Task requirements. Give the entries again exactly, every one of them.

Exercise materials.
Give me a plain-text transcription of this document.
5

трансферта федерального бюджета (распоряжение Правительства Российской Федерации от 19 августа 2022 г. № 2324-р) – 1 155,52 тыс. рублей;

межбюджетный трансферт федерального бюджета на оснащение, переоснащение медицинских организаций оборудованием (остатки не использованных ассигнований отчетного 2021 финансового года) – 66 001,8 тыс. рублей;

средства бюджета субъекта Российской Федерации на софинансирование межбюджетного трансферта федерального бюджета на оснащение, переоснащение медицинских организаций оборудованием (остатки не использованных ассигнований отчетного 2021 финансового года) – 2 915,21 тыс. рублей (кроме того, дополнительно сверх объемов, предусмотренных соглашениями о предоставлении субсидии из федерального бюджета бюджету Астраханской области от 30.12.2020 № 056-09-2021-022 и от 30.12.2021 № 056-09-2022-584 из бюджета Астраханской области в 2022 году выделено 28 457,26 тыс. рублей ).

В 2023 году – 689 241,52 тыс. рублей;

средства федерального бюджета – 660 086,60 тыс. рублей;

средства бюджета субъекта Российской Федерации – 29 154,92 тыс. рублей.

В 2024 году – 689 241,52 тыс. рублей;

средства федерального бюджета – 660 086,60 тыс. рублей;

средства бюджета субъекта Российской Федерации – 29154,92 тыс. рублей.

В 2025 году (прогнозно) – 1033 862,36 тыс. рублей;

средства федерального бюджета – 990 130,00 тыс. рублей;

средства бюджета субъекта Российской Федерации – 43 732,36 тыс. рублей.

Answer.
Give me a plain-text transcription of this document.
5

трансферта федерального бюджета (распоряжение Правительства Российской Федерации от 19 августа 2022 г. № 2324-р) – 1 155,52 тыс. рублей;

межбюджетный трансферт федерального бюджета на оснащение, переоснащение медицинских организаций оборудованием (остатки не использованных ассигнований отчетного 2021 финансового года) – 66 001,8 тыс. рублей;

средства бюджета субъекта Российской Федерации на софинансирование межбюджетного трансферта федерального бюджета на оснащение, переоснащение медицинских организаций оборудованием (остатки не использованных ассигнований отчетного 2021 финансового года) – 2 915,21 тыс. рублей (кроме того, дополнительно сверх объемов, предусмотренных соглашениями о предоставлении субсидии из федерального бюджета бюджету Астраханской области от 30.12.2020 № 056-09-2021-022 и от 30.12.2021 № 056-09-2022-584 из бюджета Астраханской области в 2022 году выделено 28 457,26 тыс. рублей ).

В 2023 году – 689 241,52 тыс. рублей;

средства федерального бюджета – 660 086,60 тыс. рублей;

средства бюджета субъекта Российской Федерации – 29 154,92 тыс. рублей.

В 2024 году – 689 241,52 тыс. рублей;

средства федерального бюджета – 660 086,60 тыс. рублей;

средства бюджета субъекта Российской Федерации – 29154,92 тыс. рублей.

В 2025 году (прогнозно) – 1033 862,36 тыс. рублей;

средства федерального бюджета – 990 130,00 тыс. рублей;

средства бюджета субъекта Российской Федерации – 43 732,36 тыс. рублей.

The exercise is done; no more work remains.